▶ Given task
Set down the whole listing verbatim.

▶ Information shown
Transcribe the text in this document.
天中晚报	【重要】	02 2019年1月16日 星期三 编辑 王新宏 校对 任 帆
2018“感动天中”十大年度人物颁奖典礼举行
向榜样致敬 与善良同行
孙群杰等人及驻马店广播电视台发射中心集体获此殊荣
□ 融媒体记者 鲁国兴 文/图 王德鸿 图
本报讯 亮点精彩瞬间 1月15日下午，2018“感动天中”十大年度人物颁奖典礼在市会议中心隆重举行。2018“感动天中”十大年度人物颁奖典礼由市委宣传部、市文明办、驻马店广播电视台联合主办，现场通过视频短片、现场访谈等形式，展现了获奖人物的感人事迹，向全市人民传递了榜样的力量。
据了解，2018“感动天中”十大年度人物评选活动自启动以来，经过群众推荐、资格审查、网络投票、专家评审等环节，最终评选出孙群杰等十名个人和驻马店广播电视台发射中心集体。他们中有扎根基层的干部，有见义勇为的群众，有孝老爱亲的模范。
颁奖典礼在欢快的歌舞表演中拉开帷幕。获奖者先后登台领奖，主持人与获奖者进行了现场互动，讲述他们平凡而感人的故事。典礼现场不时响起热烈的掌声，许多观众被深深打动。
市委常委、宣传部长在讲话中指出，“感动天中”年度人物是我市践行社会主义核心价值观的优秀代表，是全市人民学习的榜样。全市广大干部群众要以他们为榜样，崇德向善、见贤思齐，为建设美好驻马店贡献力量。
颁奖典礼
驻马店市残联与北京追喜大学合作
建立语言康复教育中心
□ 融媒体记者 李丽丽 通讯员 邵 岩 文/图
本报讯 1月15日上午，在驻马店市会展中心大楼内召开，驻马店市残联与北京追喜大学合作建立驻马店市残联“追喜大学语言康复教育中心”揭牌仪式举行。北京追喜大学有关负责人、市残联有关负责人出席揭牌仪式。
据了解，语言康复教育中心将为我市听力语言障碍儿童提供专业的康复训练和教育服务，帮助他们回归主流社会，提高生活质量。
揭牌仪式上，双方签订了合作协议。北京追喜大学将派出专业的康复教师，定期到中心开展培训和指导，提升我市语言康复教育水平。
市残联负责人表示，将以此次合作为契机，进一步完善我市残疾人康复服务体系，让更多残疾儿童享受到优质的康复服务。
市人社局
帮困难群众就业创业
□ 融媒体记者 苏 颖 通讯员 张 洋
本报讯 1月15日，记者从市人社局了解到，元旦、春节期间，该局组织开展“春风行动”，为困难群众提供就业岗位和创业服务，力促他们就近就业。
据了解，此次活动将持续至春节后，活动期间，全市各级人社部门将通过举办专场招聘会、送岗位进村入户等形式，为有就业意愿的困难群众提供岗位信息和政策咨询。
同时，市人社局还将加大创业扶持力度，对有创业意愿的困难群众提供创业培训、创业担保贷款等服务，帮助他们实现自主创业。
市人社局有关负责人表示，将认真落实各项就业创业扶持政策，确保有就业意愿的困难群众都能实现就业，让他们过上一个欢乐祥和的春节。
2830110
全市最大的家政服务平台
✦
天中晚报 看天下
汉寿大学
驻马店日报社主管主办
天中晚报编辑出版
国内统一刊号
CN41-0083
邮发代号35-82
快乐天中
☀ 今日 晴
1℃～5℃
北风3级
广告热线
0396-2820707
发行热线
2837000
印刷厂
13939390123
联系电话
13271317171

▶ Output below
Transcribe the text in this document.
天中晚报	【重要】	02 2019年1月16日 星期三 编辑 王新宏 校对 任 帆
2018“感动天中”十大年度人物颁奖典礼举行
向榜样致敬 与善良同行
孙群杰等人及驻马店广播电视台发射中心集体获此殊荣
□ 融媒体记者 鲁国兴 文/图 王德鸿 图
本报讯 亮点精彩瞬间 1月15日下午，2018“感动天中”十大年度人物颁奖典礼在市会议中心隆重举行。2018“感动天中”十大年度人物颁奖典礼由市委宣传部、市文明办、驻马店广播电视台联合主办，现场通过视频短片、现场访谈等形式，展现了获奖人物的感人事迹，向全市人民传递了榜样的力量。
据了解，2018“感动天中”十大年度人物评选活动自启动以来，经过群众推荐、资格审查、网络投票、专家评审等环节，最终评选出孙群杰等十名个人和驻马店广播电视台发射中心集体。他们中有扎根基层的干部，有见义勇为的群众，有孝老爱亲的模范。
颁奖典礼在欢快的歌舞表演中拉开帷幕。获奖者先后登台领奖，主持人与获奖者进行了现场互动，讲述他们平凡而感人的故事。典礼现场不时响起热烈的掌声，许多观众被深深打动。
市委常委、宣传部长在讲话中指出，“感动天中”年度人物是我市践行社会主义核心价值观的优秀代表，是全市人民学习的榜样。全市广大干部群众要以他们为榜样，崇德向善、见贤思齐，为建设美好驻马店贡献力量。
颁奖典礼
驻马店市残联与北京追喜大学合作
建立语言康复教育中心
□ 融媒体记者 李丽丽 通讯员 邵 岩 文/图
本报讯 1月15日上午，在驻马店市会展中心大楼内召开，驻马店市残联与北京追喜大学合作建立驻马店市残联“追喜大学语言康复教育中心”揭牌仪式举行。北京追喜大学有关负责人、市残联有关负责人出席揭牌仪式。
据了解，语言康复教育中心将为我市听力语言障碍儿童提供专业的康复训练和教育服务，帮助他们回归主流社会，提高生活质量。
揭牌仪式上，双方签订了合作协议。北京追喜大学将派出专业的康复教师，定期到中心开展培训和指导，提升我市语言康复教育水平。
市残联负责人表示，将以此次合作为契机，进一步完善我市残疾人康复服务体系，让更多残疾儿童享受到优质的康复服务。
市人社局
帮困难群众就业创业
□ 融媒体记者 苏 颖 通讯员 张 洋
本报讯 1月15日，记者从市人社局了解到，元旦、春节期间，该局组织开展“春风行动”，为困难群众提供就业岗位和创业服务，力促他们就近就业。
据了解，此次活动将持续至春节后，活动期间，全市各级人社部门将通过举办专场招聘会、送岗位进村入户等形式，为有就业意愿的困难群众提供岗位信息和政策咨询。
同时，市人社局还将加大创业扶持力度，对有创业意愿的困难群众提供创业培训、创业担保贷款等服务，帮助他们实现自主创业。
市人社局有关负责人表示，将认真落实各项就业创业扶持政策，确保有就业意愿的困难群众都能实现就业，让他们过上一个欢乐祥和的春节。
2830110
全市最大的家政服务平台
✦
天中晚报 看天下
汉寿大学
驻马店日报社主管主办
天中晚报编辑出版
国内统一刊号
CN41-0083
邮发代号35-82
快乐天中
☀ 今日 晴
1℃～5℃
北风3级
广告热线
0396-2820707
发行热线
2837000
印刷厂
13939390123
联系电话
13271317171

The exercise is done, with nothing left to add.